Select, from the data, each line where "this" occurs.

▬▬▬▬▬▬

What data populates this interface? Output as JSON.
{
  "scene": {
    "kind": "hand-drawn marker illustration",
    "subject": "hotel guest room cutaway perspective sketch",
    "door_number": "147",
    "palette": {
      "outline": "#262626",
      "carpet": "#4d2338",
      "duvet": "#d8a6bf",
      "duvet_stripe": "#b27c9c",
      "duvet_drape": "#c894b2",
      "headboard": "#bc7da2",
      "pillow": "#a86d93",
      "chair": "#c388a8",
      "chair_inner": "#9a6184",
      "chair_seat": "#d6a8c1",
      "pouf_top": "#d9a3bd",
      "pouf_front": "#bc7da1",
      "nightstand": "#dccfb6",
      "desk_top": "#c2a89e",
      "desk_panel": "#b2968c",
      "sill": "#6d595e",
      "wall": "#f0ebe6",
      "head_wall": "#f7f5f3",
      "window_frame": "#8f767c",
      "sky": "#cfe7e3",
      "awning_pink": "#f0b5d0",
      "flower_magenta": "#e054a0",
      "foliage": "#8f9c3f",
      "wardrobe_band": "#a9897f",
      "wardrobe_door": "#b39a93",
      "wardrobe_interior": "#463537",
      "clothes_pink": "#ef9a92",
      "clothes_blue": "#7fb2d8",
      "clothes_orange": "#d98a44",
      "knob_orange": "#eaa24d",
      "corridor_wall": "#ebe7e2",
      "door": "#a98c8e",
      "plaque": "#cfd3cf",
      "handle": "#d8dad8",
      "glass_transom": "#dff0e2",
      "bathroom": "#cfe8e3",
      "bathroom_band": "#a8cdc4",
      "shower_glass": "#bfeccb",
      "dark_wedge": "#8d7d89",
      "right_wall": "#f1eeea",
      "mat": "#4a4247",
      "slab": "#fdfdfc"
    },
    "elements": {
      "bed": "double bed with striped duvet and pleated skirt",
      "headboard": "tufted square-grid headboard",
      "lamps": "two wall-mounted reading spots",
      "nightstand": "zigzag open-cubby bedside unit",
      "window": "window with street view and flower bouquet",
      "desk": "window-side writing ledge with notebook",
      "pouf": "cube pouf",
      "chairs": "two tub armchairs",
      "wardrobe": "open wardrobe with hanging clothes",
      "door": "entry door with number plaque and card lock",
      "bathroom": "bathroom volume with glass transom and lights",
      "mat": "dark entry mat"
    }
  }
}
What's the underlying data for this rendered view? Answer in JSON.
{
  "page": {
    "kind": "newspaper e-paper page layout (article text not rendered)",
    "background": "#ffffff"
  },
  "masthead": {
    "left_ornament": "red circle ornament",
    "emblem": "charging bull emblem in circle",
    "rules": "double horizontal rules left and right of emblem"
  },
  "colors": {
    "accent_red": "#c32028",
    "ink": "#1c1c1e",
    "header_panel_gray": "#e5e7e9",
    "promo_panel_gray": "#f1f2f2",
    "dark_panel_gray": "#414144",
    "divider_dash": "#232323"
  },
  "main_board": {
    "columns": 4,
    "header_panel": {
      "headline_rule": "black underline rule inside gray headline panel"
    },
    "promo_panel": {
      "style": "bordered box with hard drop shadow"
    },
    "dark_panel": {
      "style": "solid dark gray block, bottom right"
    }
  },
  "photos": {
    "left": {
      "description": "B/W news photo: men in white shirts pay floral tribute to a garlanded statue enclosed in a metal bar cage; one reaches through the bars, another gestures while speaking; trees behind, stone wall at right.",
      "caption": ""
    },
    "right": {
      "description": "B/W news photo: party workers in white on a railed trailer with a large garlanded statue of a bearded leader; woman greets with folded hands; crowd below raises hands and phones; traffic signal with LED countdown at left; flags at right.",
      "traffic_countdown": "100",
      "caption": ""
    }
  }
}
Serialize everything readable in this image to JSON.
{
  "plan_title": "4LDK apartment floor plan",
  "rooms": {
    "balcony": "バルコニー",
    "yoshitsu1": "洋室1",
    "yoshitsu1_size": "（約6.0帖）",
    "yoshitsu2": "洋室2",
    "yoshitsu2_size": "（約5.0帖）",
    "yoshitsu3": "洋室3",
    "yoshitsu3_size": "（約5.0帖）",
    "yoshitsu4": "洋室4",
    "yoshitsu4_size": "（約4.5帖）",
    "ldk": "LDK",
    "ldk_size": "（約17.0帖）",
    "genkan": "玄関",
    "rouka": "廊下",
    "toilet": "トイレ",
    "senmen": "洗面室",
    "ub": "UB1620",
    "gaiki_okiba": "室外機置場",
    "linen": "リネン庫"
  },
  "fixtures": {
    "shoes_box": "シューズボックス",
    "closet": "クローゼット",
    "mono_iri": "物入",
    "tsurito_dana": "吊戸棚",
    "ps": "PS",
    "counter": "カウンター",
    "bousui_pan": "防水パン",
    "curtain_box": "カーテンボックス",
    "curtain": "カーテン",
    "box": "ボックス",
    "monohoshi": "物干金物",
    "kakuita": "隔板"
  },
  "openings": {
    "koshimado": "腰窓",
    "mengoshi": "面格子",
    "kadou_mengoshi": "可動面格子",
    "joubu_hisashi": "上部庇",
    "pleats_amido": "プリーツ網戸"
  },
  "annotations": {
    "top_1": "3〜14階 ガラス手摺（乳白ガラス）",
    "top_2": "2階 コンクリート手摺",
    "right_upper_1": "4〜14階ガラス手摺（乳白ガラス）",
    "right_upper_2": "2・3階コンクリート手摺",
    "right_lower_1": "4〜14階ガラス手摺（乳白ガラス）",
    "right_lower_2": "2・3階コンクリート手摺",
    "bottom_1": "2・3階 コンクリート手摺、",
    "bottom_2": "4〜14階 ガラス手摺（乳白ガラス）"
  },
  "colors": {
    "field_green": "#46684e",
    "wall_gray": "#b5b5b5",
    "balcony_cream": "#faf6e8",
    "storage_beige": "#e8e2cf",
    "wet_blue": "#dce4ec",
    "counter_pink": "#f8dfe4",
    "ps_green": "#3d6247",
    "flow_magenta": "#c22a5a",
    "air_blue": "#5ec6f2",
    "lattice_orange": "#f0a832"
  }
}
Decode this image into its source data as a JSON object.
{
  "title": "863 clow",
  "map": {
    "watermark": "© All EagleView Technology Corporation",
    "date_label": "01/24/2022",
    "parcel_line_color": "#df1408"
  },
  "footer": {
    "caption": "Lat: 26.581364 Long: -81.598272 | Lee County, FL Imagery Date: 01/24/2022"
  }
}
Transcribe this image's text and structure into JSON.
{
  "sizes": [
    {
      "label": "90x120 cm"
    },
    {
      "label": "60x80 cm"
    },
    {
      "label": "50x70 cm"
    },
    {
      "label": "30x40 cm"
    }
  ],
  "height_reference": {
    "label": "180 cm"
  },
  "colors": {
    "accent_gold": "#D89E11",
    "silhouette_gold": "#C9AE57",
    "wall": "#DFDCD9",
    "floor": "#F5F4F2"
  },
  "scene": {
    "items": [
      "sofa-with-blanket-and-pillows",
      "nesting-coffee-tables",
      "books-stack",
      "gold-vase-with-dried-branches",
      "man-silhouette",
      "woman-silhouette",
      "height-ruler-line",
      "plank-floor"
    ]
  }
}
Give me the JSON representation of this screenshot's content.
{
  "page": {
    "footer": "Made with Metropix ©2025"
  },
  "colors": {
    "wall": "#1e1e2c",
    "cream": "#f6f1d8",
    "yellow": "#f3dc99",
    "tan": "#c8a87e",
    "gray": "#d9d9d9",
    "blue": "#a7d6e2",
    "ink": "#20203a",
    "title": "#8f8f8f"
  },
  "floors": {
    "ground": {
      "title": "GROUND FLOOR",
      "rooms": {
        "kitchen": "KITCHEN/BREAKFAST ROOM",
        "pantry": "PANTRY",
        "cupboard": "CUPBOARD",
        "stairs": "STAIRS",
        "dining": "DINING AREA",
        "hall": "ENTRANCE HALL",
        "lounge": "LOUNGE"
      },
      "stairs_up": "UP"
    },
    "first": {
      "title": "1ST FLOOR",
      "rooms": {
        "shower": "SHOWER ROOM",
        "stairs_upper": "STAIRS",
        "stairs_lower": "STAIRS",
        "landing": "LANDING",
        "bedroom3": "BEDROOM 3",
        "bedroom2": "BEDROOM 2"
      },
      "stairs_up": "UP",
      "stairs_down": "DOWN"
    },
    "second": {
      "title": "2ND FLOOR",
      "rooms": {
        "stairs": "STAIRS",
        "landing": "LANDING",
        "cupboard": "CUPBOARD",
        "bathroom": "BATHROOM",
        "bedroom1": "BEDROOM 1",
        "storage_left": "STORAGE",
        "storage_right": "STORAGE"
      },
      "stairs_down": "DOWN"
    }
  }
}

▬▬▬▬▬▬

CORRECT ANSWER ::
What data populates this interface? Output as JSON.
What's the underlying data for this rendered view? Answer in JSON.
Serialize everything readable in this image to JSON.
Decode this image into its source data as a JSON object.
Transcribe this image's text and structure into JSON.
Give me the JSON representation of this screenshot's content.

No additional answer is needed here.